[START OF SUPPLIED MATERIAL]

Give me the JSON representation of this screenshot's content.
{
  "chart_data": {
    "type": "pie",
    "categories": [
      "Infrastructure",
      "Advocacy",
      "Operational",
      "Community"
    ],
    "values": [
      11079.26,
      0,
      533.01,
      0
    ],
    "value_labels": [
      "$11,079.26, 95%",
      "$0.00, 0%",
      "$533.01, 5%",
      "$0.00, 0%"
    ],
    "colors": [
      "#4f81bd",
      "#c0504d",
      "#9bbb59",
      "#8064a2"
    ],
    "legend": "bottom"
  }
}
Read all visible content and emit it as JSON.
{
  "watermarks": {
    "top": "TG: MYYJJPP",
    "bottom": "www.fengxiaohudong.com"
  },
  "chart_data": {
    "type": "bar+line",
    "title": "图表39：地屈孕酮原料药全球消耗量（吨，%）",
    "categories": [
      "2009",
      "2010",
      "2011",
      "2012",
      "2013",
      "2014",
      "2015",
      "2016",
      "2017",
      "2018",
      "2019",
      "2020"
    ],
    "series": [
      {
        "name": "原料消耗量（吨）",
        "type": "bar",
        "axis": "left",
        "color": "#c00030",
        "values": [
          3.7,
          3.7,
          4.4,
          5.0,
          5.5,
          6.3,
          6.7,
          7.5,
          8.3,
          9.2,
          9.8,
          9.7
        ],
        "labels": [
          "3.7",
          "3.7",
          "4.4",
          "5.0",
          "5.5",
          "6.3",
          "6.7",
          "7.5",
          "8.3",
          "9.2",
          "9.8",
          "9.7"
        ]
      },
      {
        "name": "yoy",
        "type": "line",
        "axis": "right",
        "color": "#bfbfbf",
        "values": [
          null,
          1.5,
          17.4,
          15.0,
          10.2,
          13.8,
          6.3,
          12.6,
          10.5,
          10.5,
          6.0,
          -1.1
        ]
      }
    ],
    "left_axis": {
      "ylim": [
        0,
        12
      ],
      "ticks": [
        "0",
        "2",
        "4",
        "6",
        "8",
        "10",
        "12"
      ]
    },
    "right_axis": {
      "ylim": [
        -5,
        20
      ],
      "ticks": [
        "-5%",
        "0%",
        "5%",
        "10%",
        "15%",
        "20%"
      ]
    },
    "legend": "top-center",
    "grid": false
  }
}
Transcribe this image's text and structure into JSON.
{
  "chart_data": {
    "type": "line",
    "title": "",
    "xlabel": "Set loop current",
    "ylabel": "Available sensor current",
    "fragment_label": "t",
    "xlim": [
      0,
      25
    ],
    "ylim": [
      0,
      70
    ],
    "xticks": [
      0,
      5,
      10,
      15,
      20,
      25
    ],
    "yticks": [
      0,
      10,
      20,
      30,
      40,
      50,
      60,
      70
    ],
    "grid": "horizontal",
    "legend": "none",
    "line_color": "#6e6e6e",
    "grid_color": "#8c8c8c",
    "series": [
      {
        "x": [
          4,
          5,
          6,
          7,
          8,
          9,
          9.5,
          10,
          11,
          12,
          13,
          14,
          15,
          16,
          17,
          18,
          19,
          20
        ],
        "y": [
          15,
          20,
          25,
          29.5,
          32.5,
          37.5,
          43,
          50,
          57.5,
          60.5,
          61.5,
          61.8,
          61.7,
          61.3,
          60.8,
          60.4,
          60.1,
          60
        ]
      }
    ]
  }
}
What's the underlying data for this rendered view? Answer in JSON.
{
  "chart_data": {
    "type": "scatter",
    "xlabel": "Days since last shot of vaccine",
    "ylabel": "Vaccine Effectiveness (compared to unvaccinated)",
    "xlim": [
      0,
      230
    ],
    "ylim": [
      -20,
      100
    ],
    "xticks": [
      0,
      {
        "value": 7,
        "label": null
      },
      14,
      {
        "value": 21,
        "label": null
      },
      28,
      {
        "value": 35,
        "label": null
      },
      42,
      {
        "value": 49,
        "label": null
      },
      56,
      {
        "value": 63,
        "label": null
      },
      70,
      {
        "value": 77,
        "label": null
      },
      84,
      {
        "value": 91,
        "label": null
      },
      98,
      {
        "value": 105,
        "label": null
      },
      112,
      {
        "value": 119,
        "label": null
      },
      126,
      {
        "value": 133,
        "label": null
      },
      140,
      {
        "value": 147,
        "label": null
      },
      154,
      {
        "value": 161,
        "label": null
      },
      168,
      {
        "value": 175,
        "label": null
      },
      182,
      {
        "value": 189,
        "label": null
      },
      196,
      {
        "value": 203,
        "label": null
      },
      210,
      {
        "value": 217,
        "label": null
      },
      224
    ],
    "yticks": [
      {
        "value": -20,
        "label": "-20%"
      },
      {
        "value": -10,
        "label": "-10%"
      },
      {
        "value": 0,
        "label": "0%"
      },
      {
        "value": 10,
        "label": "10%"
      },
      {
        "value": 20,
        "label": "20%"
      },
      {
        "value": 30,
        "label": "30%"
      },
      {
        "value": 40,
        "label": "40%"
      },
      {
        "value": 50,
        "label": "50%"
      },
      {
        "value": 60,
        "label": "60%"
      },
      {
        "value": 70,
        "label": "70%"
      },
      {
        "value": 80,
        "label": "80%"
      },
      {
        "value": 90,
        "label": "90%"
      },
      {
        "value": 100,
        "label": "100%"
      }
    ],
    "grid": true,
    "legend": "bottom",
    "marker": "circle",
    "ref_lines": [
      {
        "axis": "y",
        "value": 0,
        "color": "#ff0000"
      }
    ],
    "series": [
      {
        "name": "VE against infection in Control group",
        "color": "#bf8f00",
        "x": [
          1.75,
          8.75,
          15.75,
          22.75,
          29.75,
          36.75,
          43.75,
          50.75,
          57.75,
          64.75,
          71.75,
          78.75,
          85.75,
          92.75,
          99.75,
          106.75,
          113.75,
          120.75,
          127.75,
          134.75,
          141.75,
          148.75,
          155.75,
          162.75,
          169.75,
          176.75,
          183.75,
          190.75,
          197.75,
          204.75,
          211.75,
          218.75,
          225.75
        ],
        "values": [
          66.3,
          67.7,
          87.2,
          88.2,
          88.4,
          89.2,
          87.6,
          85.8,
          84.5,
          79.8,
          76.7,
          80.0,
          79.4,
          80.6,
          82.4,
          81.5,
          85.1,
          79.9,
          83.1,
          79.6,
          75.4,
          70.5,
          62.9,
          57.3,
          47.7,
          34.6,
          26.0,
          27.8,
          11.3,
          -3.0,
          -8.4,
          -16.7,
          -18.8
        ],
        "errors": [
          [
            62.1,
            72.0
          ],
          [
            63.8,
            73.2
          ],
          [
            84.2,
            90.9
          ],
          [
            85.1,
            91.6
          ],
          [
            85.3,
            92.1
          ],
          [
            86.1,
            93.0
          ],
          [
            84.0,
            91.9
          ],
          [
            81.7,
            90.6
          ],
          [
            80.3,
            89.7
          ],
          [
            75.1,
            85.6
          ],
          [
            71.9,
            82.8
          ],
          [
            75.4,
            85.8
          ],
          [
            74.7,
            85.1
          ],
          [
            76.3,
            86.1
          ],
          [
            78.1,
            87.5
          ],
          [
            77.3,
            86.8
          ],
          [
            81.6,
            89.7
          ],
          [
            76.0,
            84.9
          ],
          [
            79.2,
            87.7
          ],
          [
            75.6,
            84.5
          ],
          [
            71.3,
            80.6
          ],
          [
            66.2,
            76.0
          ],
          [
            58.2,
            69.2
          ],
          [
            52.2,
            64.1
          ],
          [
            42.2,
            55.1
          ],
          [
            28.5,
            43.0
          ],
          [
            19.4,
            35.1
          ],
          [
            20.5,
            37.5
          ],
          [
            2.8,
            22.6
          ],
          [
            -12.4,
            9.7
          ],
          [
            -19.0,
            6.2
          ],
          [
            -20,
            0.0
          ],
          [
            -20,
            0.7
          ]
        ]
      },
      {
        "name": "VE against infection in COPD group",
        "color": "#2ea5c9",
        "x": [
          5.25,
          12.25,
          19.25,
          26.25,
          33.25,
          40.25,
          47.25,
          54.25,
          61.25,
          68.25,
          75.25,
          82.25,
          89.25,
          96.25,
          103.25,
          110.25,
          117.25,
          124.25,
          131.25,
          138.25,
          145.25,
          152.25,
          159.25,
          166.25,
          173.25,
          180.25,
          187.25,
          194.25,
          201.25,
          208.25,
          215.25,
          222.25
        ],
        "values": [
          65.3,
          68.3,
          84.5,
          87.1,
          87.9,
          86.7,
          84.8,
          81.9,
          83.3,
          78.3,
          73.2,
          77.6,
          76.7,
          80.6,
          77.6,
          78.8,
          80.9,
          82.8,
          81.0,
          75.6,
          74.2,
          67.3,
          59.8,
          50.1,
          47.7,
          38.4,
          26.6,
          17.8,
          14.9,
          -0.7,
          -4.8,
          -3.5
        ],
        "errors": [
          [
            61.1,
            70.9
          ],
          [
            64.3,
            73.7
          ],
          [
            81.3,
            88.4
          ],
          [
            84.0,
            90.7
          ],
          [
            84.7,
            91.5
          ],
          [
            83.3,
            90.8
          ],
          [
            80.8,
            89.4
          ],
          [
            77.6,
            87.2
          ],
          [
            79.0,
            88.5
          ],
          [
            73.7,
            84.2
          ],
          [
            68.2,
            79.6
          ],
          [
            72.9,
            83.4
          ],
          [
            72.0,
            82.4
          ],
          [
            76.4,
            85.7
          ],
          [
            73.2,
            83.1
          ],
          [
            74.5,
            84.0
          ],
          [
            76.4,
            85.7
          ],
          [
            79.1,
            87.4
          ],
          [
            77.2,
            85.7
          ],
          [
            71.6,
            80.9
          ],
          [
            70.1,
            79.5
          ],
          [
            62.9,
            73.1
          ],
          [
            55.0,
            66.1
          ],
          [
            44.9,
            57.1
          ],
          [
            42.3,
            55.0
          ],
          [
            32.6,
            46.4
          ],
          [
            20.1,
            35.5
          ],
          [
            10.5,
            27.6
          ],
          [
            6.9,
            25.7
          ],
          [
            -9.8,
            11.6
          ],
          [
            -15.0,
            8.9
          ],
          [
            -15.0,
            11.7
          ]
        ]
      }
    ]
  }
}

[END OF SUPPLIED MATERIAL]

▸ **TASK**: Locate and copy each line in the data above that includes the word "group".

▸ **CORRECT ANSWER**:
        "name": "VE against infection in Control group",
        "name": "VE against infection in COPD group",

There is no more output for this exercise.